■ Your goal
Say how many lines include the word "down", using only a number.
— BEGIN The data —
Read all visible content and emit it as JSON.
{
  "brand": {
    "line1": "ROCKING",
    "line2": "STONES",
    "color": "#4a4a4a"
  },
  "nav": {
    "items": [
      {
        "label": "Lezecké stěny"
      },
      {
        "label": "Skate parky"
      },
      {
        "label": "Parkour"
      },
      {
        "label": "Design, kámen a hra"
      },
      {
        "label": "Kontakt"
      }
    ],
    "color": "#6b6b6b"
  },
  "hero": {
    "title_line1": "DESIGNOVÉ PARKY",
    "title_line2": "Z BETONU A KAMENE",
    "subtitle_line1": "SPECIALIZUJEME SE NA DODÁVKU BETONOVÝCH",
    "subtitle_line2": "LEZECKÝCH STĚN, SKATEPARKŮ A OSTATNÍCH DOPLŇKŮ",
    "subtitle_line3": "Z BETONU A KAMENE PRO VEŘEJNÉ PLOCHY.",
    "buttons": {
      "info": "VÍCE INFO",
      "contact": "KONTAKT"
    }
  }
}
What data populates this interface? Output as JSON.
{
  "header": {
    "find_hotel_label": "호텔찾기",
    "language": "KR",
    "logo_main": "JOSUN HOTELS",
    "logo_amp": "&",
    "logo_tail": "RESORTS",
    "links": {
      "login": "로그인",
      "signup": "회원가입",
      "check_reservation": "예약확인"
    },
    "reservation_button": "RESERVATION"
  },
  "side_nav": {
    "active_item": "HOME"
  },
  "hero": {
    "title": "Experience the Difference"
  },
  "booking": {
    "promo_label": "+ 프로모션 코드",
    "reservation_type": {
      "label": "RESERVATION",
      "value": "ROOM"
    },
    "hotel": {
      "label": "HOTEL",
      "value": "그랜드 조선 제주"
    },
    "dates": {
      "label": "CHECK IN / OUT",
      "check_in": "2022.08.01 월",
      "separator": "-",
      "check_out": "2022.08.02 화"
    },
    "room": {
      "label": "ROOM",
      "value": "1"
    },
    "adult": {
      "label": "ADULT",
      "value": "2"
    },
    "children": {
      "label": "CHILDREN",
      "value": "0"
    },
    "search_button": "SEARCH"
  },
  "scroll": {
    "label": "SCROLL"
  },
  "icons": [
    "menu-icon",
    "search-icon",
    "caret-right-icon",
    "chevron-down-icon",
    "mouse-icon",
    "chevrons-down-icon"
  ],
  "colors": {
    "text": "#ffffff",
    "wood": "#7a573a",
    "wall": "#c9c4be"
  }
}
— END The data —
■ Response to this exercise
2